====== TASK INPUT ======

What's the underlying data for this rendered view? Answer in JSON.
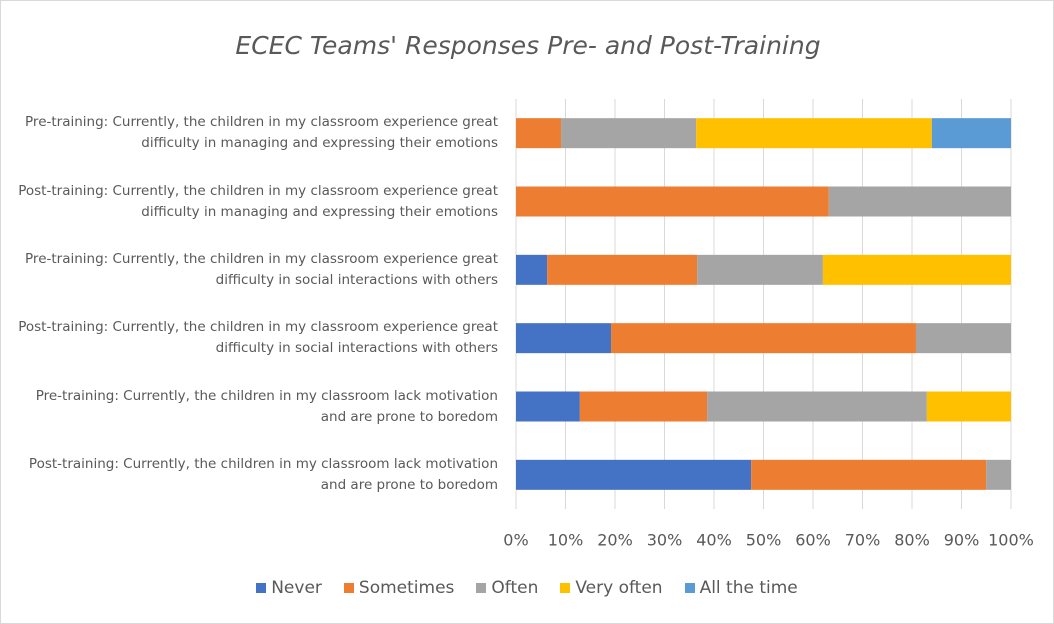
{
  "chart_data": {
    "type": "bar",
    "orientation": "horizontal",
    "stacked": true,
    "title": "ECEC Teams' Responses Pre- and Post-Training",
    "categories": [
      "Pre-training: Currently, the children in my classroom experience great difficulty in managing and expressing their emotions",
      "Post-training: Currently, the children in my classroom experience great difficulty in managing and expressing their emotions",
      "Pre-training: Currently, the children in my classroom experience great difficulty in social interactions with others",
      "Post-training: Currently, the children in my classroom experience great difficulty in social interactions with others",
      "Pre-training: Currently, the children in my classroom lack motivation and are prone to boredom",
      "Post-training: Currently, the children in my classroom lack motivation and are prone to boredom"
    ],
    "series": [
      {
        "name": "Never",
        "color": "#4472c4",
        "values": [
          0,
          0,
          6.3,
          19.2,
          12.9,
          47.5
        ]
      },
      {
        "name": "Sometimes",
        "color": "#ed7d31",
        "values": [
          9.1,
          63.2,
          30.3,
          61.6,
          25.7,
          47.5
        ]
      },
      {
        "name": "Often",
        "color": "#a5a5a5",
        "values": [
          27.3,
          36.8,
          25.4,
          19.2,
          44.4,
          5
        ]
      },
      {
        "name": "Very often",
        "color": "#ffc000",
        "values": [
          47.6,
          0,
          38,
          0,
          17,
          0
        ]
      },
      {
        "name": "All the time",
        "color": "#5b9bd5",
        "values": [
          16,
          0,
          0,
          0,
          0,
          0
        ]
      }
    ],
    "xlim": [
      0,
      100
    ],
    "xticks": [
      {
        "value": 0,
        "label": "0%"
      },
      {
        "value": 10,
        "label": "10%"
      },
      {
        "value": 20,
        "label": "20%"
      },
      {
        "value": 30,
        "label": "30%"
      },
      {
        "value": 40,
        "label": "40%"
      },
      {
        "value": 50,
        "label": "50%"
      },
      {
        "value": 60,
        "label": "60%"
      },
      {
        "value": 70,
        "label": "70%"
      },
      {
        "value": 80,
        "label": "80%"
      },
      {
        "value": 90,
        "label": "90%"
      },
      {
        "value": 100,
        "label": "100%"
      }
    ],
    "grid": true,
    "legend": "bottom"
  }
}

======

*TASK GOAL*.
Pull out all lines of the data with the string "managing".

*RESULT OF THIS TASK*.
      "Pre-training: Currently, the children in my classroom experience great difficulty in managing and expressing their emotions",
      "Post-training: Currently, the children in my classroom experience great difficulty in managing and expressing their emotions",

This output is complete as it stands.